### Exercise task
Set down every entry word for word. Omit the pictures.

### Records shown

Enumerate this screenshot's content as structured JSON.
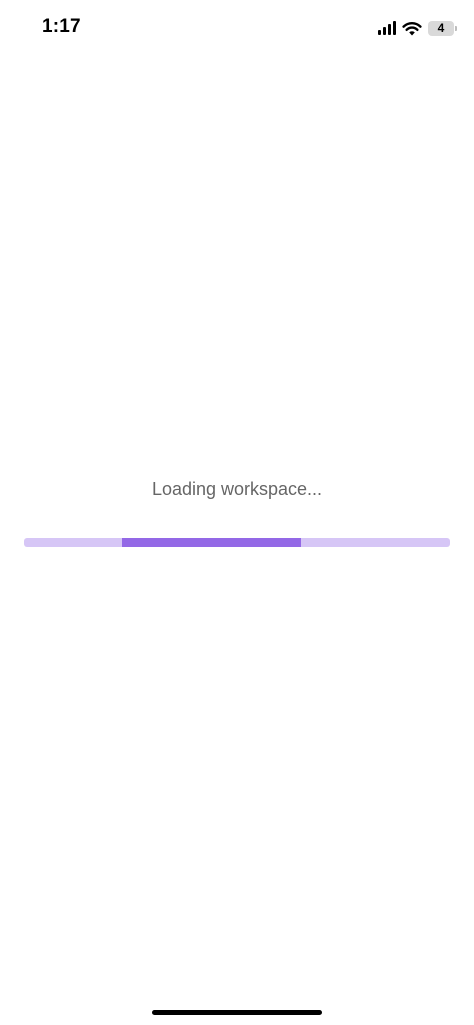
{
  "status_bar": {
    "time": "1:17",
    "battery_level": "4",
    "icons": [
      "cellular-signal-icon",
      "wifi-icon",
      "battery-icon"
    ]
  },
  "loading": {
    "message": "Loading workspace...",
    "progress_segment_start": 0.23,
    "progress_segment_end": 0.65,
    "colors": {
      "track": "#d6c6f6",
      "fill": "#9368e6"
    }
  }
}
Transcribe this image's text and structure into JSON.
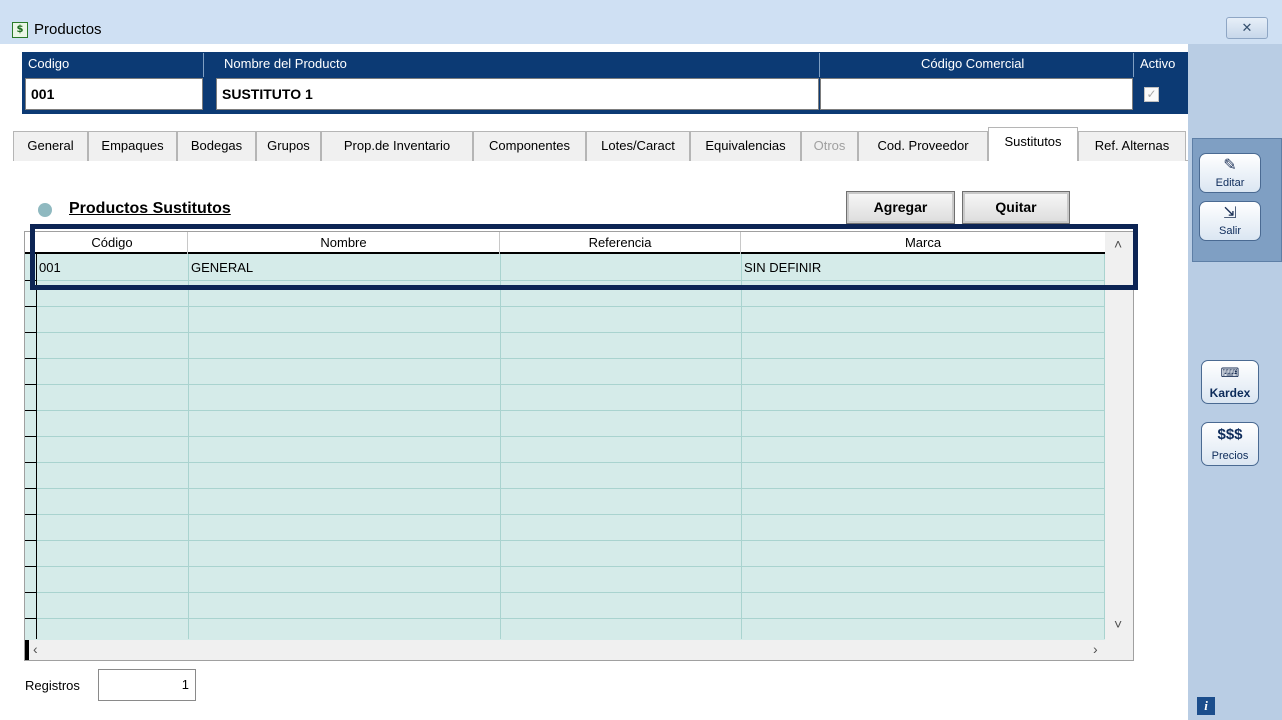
{
  "window": {
    "title": "Productos",
    "close_glyph": "✕"
  },
  "header": {
    "labels": {
      "codigo": "Codigo",
      "nombre": "Nombre del Producto",
      "codigo_comercial": "Código Comercial",
      "activo": "Activo"
    },
    "values": {
      "codigo": "001",
      "nombre": "SUSTITUTO 1",
      "codigo_comercial": "",
      "activo": true
    }
  },
  "tabs": [
    {
      "label": "General",
      "state": "normal"
    },
    {
      "label": "Empaques",
      "state": "normal"
    },
    {
      "label": "Bodegas",
      "state": "normal"
    },
    {
      "label": "Grupos",
      "state": "normal"
    },
    {
      "label": "Prop.de Inventario",
      "state": "normal"
    },
    {
      "label": "Componentes",
      "state": "normal"
    },
    {
      "label": "Lotes/Caract",
      "state": "normal"
    },
    {
      "label": "Equivalencias",
      "state": "normal"
    },
    {
      "label": "Otros",
      "state": "disabled"
    },
    {
      "label": "Cod. Proveedor",
      "state": "normal"
    },
    {
      "label": "Sustitutos",
      "state": "active"
    },
    {
      "label": "Ref. Alternas",
      "state": "normal"
    }
  ],
  "section": {
    "title": "Productos Sustitutos"
  },
  "buttons": {
    "agregar": "Agregar",
    "quitar": "Quitar"
  },
  "grid": {
    "columns": [
      "Código",
      "Nombre",
      "Referencia",
      "Marca"
    ],
    "rows": [
      {
        "codigo": "001",
        "nombre": "GENERAL",
        "referencia": "",
        "marca": "SIN DEFINIR"
      }
    ]
  },
  "footer": {
    "registros_label": "Registros",
    "registros_value": "1"
  },
  "sidebar": {
    "editar": "Editar",
    "salir": "Salir",
    "kardex": "Kardex",
    "precios_symbol": "$$$",
    "precios": "Precios",
    "info": "i"
  },
  "colors": {
    "header_bg": "#0c3a74",
    "grid_bg": "#d5ebe9",
    "sidebar_bg": "#b9cde4",
    "highlight": "#0c2454"
  },
  "icons": [
    "product-icon",
    "close-icon",
    "edit-icon",
    "exit-icon",
    "keyboard-icon",
    "info-icon",
    "scroll-up-icon",
    "scroll-down-icon",
    "scroll-left-icon",
    "scroll-right-icon"
  ]
}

### Response to the task
Enumerate this screenshot's content as structured JSON.
{
  "status_bar": {
    "time": "1:17",
    "battery_level": "4",
    "icons": [
      "cellular-signal-icon",
      "wifi-icon",
      "battery-icon"
    ]
  },
  "loading": {
    "message": "Loading workspace...",
    "progress_segment_start": 0.23,
    "progress_segment_end": 0.65,
    "colors": {
      "track": "#d6c6f6",
      "fill": "#9368e6"
    }
  }
}
Transcribe this image's text and structure into JSON.
{
  "window": {
    "title": "Productos",
    "close_glyph": "✕"
  },
  "header": {
    "labels": {
      "codigo": "Codigo",
      "nombre": "Nombre del Producto",
      "codigo_comercial": "Código Comercial",
      "activo": "Activo"
    },
    "values": {
      "codigo": "001",
      "nombre": "SUSTITUTO 1",
      "codigo_comercial": "",
      "activo": true
    }
  },
  "tabs": [
    {
      "label": "General",
      "state": "normal"
    },
    {
      "label": "Empaques",
      "state": "normal"
    },
    {
      "label": "Bodegas",
      "state": "normal"
    },
    {
      "label": "Grupos",
      "state": "normal"
    },
    {
      "label": "Prop.de Inventario",
      "state": "normal"
    },
    {
      "label": "Componentes",
      "state": "normal"
    },
    {
      "label": "Lotes/Caract",
      "state": "normal"
    },
    {
      "label": "Equivalencias",
      "state": "normal"
    },
    {
      "label": "Otros",
      "state": "disabled"
    },
    {
      "label": "Cod. Proveedor",
      "state": "normal"
    },
    {
      "label": "Sustitutos",
      "state": "active"
    },
    {
      "label": "Ref. Alternas",
      "state": "normal"
    }
  ],
  "section": {
    "title": "Productos Sustitutos"
  },
  "buttons": {
    "agregar": "Agregar",
    "quitar": "Quitar"
  },
  "grid": {
    "columns": [
      "Código",
      "Nombre",
      "Referencia",
      "Marca"
    ],
    "rows": [
      {
        "codigo": "001",
        "nombre": "GENERAL",
        "referencia": "",
        "marca": "SIN DEFINIR"
      }
    ]
  },
  "footer": {
    "registros_label": "Registros",
    "registros_value": "1"
  },
  "sidebar": {
    "editar": "Editar",
    "salir": "Salir",
    "kardex": "Kardex",
    "precios_symbol": "$$$",
    "precios": "Precios",
    "info": "i"
  },
  "colors": {
    "header_bg": "#0c3a74",
    "grid_bg": "#d5ebe9",
    "sidebar_bg": "#b9cde4",
    "highlight": "#0c2454"
  },
  "icons": [
    "product-icon",
    "close-icon",
    "edit-icon",
    "exit-icon",
    "keyboard-icon",
    "info-icon",
    "scroll-up-icon",
    "scroll-down-icon",
    "scroll-left-icon",
    "scroll-right-icon"
  ]
}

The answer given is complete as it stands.